## Written problem
Collect each line holding the string "미세누유".

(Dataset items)

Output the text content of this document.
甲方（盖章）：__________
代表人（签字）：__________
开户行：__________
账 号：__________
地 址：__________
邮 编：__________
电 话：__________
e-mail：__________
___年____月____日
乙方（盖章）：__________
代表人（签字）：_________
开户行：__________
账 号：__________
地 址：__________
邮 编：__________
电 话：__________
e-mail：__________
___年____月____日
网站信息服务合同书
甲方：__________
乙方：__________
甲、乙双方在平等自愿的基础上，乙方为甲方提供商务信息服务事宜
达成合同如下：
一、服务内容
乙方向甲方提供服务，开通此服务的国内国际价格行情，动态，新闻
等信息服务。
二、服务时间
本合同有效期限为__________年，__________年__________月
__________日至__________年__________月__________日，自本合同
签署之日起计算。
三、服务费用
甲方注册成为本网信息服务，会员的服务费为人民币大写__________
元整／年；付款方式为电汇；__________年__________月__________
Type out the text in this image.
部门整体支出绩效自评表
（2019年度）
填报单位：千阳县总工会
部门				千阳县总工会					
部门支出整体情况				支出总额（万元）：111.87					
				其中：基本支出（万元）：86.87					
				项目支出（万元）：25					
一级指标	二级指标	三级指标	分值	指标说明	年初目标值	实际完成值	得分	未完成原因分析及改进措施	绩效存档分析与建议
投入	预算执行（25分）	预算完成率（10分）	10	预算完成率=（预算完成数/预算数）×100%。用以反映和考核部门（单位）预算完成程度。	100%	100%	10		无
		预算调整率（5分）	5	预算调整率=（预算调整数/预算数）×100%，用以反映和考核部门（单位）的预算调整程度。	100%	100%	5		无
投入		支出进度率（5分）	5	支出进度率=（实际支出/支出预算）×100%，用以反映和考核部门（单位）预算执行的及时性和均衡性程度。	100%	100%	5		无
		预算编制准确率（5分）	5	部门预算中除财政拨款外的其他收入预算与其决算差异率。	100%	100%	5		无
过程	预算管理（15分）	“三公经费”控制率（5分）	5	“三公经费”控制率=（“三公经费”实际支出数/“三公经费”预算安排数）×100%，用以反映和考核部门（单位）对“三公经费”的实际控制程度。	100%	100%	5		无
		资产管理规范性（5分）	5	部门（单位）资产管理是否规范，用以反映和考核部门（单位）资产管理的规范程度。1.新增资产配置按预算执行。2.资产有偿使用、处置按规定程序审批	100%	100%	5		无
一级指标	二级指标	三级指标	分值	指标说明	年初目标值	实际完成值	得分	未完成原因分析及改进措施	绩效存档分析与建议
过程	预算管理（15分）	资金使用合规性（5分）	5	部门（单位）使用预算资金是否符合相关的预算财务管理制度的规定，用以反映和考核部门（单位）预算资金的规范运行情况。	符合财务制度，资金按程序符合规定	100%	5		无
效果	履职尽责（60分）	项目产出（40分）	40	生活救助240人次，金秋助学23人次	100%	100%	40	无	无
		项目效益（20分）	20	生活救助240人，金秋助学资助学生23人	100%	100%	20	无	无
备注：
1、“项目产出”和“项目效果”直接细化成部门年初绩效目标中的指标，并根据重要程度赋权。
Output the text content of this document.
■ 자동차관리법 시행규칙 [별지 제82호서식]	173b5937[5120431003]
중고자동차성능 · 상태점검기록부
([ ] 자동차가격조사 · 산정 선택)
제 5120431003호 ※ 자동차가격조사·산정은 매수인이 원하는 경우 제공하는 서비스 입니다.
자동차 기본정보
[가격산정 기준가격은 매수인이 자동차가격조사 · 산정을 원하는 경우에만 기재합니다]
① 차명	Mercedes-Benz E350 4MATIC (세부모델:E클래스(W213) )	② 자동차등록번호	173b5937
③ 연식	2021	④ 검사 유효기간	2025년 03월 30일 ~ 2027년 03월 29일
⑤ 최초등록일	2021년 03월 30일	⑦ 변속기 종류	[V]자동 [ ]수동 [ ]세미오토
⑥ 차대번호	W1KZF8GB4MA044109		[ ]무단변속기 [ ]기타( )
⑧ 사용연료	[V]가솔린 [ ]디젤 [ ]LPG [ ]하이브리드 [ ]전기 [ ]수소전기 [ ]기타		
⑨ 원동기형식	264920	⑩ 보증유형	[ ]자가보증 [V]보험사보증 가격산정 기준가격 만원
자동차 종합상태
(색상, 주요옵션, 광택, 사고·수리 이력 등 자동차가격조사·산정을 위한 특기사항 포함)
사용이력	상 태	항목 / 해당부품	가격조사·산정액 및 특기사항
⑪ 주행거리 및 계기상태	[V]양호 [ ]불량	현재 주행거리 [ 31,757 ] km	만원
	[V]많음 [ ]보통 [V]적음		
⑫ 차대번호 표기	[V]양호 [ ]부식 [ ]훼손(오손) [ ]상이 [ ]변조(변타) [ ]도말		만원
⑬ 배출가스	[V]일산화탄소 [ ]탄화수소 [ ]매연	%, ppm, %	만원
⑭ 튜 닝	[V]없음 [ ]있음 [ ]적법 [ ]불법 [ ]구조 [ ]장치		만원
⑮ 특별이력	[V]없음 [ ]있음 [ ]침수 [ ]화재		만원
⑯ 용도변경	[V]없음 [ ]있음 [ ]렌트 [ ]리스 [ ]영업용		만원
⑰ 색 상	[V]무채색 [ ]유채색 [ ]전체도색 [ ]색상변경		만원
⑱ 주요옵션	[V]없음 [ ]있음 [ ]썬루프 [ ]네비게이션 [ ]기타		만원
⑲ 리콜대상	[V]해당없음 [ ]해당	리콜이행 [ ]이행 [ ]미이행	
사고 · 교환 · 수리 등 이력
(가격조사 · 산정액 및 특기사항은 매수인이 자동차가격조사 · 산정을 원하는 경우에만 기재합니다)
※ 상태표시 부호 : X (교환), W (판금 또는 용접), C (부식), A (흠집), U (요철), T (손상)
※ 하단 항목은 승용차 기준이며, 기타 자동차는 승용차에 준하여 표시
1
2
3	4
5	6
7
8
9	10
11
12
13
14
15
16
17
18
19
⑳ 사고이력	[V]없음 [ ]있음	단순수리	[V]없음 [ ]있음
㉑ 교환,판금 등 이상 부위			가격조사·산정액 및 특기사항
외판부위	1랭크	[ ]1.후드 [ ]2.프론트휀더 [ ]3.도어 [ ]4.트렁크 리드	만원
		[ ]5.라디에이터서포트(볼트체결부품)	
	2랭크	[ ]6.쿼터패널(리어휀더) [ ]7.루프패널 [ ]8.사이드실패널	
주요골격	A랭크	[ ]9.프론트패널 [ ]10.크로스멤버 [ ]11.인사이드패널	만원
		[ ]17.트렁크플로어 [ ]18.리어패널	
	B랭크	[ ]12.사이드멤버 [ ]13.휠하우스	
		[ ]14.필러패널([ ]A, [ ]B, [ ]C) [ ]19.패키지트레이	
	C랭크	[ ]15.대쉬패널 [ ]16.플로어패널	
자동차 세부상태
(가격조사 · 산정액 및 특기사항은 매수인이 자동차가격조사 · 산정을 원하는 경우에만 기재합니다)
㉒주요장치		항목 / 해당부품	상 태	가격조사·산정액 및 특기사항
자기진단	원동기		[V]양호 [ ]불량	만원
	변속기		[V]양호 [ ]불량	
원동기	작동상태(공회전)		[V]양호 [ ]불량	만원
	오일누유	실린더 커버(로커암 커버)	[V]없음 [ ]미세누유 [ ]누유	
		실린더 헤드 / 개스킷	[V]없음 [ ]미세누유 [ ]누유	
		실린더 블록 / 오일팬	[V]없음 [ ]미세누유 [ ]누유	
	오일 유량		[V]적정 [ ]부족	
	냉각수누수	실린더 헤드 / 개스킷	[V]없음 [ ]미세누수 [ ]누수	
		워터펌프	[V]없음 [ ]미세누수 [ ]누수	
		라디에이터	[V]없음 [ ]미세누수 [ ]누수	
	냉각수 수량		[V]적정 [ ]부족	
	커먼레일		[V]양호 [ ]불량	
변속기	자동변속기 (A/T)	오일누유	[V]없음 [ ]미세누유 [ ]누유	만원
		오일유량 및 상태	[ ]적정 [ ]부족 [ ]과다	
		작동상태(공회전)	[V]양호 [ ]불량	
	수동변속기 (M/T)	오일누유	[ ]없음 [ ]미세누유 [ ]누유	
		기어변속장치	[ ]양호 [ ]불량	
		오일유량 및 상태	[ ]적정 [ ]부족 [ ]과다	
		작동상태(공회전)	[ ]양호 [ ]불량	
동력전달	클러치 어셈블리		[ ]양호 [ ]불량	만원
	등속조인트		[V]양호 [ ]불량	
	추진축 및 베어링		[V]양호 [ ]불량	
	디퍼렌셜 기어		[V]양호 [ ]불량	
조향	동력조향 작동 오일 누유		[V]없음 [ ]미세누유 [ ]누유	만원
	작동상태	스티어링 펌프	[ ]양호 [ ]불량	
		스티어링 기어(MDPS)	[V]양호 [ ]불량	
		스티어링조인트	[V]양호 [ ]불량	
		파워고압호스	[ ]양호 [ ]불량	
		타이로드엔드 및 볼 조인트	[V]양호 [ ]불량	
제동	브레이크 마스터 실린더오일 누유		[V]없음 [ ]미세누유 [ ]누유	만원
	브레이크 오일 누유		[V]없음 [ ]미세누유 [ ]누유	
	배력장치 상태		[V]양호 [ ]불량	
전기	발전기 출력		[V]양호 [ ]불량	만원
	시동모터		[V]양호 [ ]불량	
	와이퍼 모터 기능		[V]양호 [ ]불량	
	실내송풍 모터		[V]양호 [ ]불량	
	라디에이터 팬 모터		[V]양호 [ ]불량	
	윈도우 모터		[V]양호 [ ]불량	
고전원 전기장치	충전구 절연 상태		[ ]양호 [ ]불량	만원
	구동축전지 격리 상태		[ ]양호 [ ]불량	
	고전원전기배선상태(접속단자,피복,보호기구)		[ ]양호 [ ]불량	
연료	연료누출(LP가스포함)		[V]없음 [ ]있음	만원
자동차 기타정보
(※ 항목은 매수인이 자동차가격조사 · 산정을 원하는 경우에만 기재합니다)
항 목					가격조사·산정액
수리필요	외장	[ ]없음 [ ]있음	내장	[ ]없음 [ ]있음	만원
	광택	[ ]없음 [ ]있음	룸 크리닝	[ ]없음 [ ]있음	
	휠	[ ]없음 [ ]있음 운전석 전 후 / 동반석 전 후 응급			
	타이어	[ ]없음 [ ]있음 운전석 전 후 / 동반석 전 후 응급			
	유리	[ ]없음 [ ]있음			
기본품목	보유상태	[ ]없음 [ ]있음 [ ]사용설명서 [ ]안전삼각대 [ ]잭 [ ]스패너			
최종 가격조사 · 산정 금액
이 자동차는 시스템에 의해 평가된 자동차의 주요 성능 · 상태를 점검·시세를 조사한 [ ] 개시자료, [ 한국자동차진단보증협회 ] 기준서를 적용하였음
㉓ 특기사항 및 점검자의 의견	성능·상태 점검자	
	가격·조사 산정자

## Written answer
	오일누유	실린더 커버(로커암 커버)	[V]없음 [ ]미세누유 [ ]누유	
		실린더 헤드 / 개스킷	[V]없음 [ ]미세누유 [ ]누유	
		실린더 블록 / 오일팬	[V]없음 [ ]미세누유 [ ]누유	
변속기	자동변속기 (A/T)	오일누유	[V]없음 [ ]미세누유 [ ]누유	만원
	수동변속기 (M/T)	오일누유	[ ]없음 [ ]미세누유 [ ]누유	
조향	동력조향 작동 오일 누유		[V]없음 [ ]미세누유 [ ]누유	만원
제동	브레이크 마스터 실린더오일 누유		[V]없음 [ ]미세누유 [ ]누유	만원
	브레이크 오일 누유		[V]없음 [ ]미세누유 [ ]누유	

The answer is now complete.